STATED PROBLEM >>
Copy out the listing that follows exactly, dropping every picture.

DATA FOR PROCESSING >>
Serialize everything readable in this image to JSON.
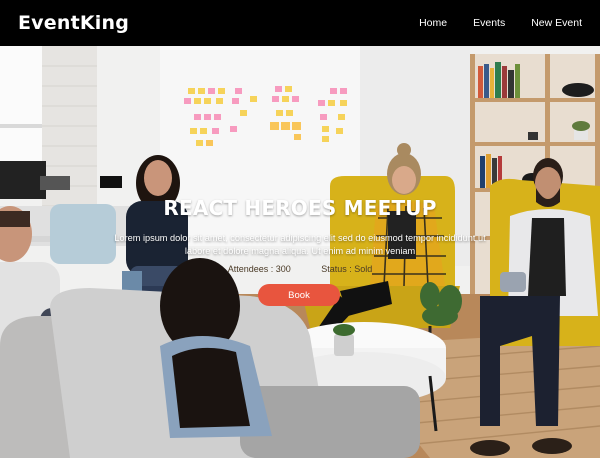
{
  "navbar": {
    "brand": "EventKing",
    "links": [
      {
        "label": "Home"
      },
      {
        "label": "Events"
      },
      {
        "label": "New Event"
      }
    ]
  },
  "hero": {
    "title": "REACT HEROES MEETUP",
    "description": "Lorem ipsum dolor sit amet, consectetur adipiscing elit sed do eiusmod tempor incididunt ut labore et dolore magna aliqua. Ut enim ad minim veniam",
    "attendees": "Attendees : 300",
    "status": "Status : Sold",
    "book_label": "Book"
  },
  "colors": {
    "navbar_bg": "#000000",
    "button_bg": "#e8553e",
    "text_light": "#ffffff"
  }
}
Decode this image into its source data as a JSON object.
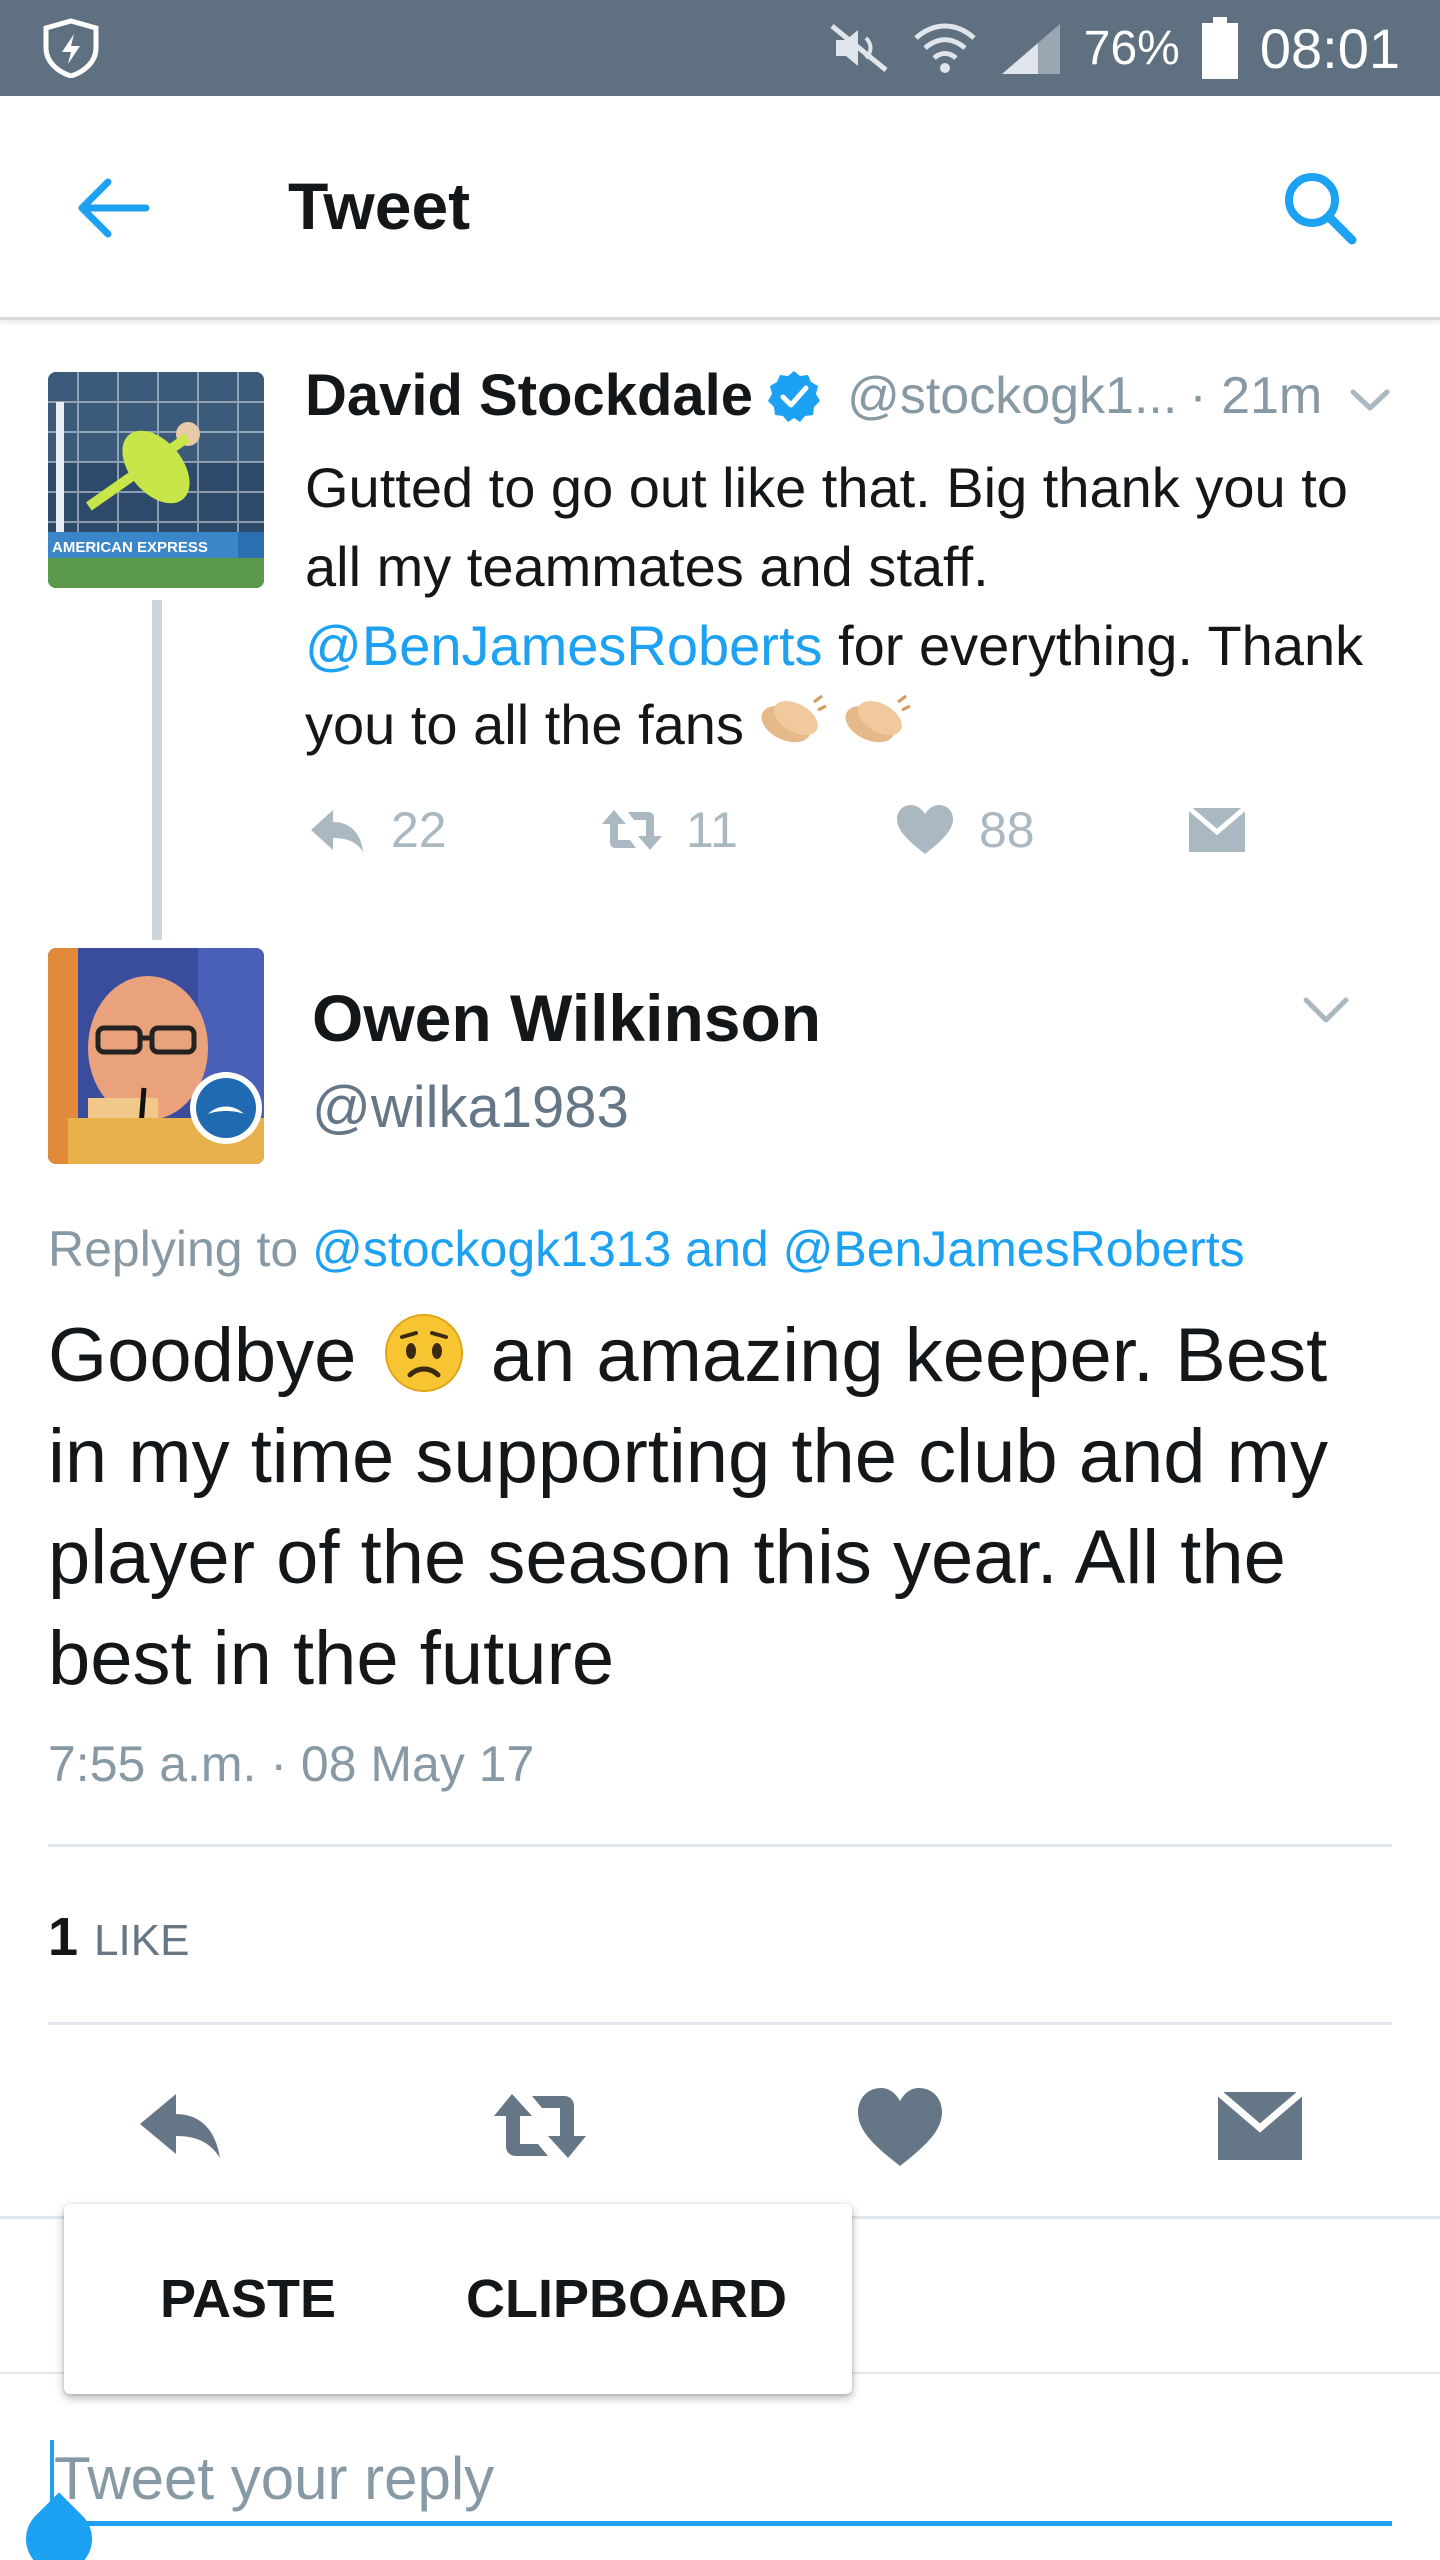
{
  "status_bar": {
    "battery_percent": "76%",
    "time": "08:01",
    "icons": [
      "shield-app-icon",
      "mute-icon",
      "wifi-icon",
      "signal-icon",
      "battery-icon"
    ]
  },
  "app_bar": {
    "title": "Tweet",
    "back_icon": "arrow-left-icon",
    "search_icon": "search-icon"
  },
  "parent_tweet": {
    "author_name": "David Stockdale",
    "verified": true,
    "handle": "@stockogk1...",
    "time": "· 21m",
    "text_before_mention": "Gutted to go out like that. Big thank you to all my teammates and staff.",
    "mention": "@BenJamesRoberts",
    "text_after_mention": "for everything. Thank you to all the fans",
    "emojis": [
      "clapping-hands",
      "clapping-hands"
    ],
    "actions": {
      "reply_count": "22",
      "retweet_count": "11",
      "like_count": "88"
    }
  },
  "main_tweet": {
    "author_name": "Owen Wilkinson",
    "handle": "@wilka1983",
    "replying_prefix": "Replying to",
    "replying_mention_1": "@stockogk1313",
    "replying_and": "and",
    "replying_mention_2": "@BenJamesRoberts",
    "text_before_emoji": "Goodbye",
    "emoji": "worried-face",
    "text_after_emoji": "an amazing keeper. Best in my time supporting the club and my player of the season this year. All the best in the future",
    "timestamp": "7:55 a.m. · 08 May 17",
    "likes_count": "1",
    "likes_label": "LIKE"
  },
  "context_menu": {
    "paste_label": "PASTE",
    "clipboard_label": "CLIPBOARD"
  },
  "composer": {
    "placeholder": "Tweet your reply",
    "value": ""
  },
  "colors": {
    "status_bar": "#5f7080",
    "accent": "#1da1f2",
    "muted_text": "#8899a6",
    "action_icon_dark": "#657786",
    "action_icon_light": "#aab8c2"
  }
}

EXERCISE RESPONSE >>
Serialize everything readable in this image to JSON.
{
  "navbar": {
    "brand": "EventKing",
    "links": [
      {
        "label": "Home"
      },
      {
        "label": "Events"
      },
      {
        "label": "New Event"
      }
    ]
  },
  "hero": {
    "title": "REACT HEROES MEETUP",
    "description": "Lorem ipsum dolor sit amet, consectetur adipiscing elit sed do eiusmod tempor incididunt ut labore et dolore magna aliqua. Ut enim ad minim veniam",
    "attendees": "Attendees : 300",
    "status": "Status : Sold",
    "book_label": "Book"
  },
  "colors": {
    "navbar_bg": "#000000",
    "button_bg": "#e8553e",
    "text_light": "#ffffff"
  }
}
Decode this image into its source data as a JSON object.
{
  "status_bar": {
    "battery_percent": "76%",
    "time": "08:01",
    "icons": [
      "shield-app-icon",
      "mute-icon",
      "wifi-icon",
      "signal-icon",
      "battery-icon"
    ]
  },
  "app_bar": {
    "title": "Tweet",
    "back_icon": "arrow-left-icon",
    "search_icon": "search-icon"
  },
  "parent_tweet": {
    "author_name": "David Stockdale",
    "verified": true,
    "handle": "@stockogk1...",
    "time": "· 21m",
    "text_before_mention": "Gutted to go out like that. Big thank you to all my teammates and staff.",
    "mention": "@BenJamesRoberts",
    "text_after_mention": "for everything. Thank you to all the fans",
    "emojis": [
      "clapping-hands",
      "clapping-hands"
    ],
    "actions": {
      "reply_count": "22",
      "retweet_count": "11",
      "like_count": "88"
    }
  },
  "main_tweet": {
    "author_name": "Owen Wilkinson",
    "handle": "@wilka1983",
    "replying_prefix": "Replying to",
    "replying_mention_1": "@stockogk1313",
    "replying_and": "and",
    "replying_mention_2": "@BenJamesRoberts",
    "text_before_emoji": "Goodbye",
    "emoji": "worried-face",
    "text_after_emoji": "an amazing keeper. Best in my time supporting the club and my player of the season this year. All the best in the future",
    "timestamp": "7:55 a.m. · 08 May 17",
    "likes_count": "1",
    "likes_label": "LIKE"
  },
  "context_menu": {
    "paste_label": "PASTE",
    "clipboard_label": "CLIPBOARD"
  },
  "composer": {
    "placeholder": "Tweet your reply",
    "value": ""
  },
  "colors": {
    "status_bar": "#5f7080",
    "accent": "#1da1f2",
    "muted_text": "#8899a6",
    "action_icon_dark": "#657786",
    "action_icon_light": "#aab8c2"
  }
}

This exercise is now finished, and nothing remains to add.